*YOUR INSTRUCTIONS*
Print each entry exactly, all the way through.

*EXTRACTED MATERIAL*
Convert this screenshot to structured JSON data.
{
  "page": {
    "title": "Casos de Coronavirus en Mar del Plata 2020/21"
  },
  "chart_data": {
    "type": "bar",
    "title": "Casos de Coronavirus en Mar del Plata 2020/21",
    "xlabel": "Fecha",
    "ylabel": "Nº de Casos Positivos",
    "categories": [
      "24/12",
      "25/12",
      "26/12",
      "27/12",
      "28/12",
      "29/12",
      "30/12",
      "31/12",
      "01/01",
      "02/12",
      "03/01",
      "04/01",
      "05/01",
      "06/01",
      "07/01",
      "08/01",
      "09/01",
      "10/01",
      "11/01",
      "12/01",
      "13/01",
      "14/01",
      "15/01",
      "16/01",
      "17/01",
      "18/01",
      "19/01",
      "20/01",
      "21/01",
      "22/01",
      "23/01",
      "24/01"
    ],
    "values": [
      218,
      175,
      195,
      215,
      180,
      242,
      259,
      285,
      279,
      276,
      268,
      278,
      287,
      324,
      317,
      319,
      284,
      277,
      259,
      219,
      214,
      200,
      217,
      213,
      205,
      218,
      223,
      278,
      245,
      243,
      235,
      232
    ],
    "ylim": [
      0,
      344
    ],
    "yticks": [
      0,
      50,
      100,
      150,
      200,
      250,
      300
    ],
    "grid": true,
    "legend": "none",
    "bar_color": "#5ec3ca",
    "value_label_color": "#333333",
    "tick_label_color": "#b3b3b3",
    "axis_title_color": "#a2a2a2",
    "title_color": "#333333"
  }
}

*RESULT OF THIS TASK*
Convert this screenshot to structured JSON data.
{
  "page": {
    "title": "Casos de Coronavirus en Mar del Plata 2020/21"
  },
  "chart_data": {
    "type": "bar",
    "title": "Casos de Coronavirus en Mar del Plata 2020/21",
    "xlabel": "Fecha",
    "ylabel": "Nº de Casos Positivos",
    "categories": [
      "24/12",
      "25/12",
      "26/12",
      "27/12",
      "28/12",
      "29/12",
      "30/12",
      "31/12",
      "01/01",
      "02/12",
      "03/01",
      "04/01",
      "05/01",
      "06/01",
      "07/01",
      "08/01",
      "09/01",
      "10/01",
      "11/01",
      "12/01",
      "13/01",
      "14/01",
      "15/01",
      "16/01",
      "17/01",
      "18/01",
      "19/01",
      "20/01",
      "21/01",
      "22/01",
      "23/01",
      "24/01"
    ],
    "values": [
      218,
      175,
      195,
      215,
      180,
      242,
      259,
      285,
      279,
      276,
      268,
      278,
      287,
      324,
      317,
      319,
      284,
      277,
      259,
      219,
      214,
      200,
      217,
      213,
      205,
      218,
      223,
      278,
      245,
      243,
      235,
      232
    ],
    "ylim": [
      0,
      344
    ],
    "yticks": [
      0,
      50,
      100,
      150,
      200,
      250,
      300
    ],
    "grid": true,
    "legend": "none",
    "bar_color": "#5ec3ca",
    "value_label_color": "#333333",
    "tick_label_color": "#b3b3b3",
    "axis_title_color": "#a2a2a2",
    "title_color": "#333333"
  }
}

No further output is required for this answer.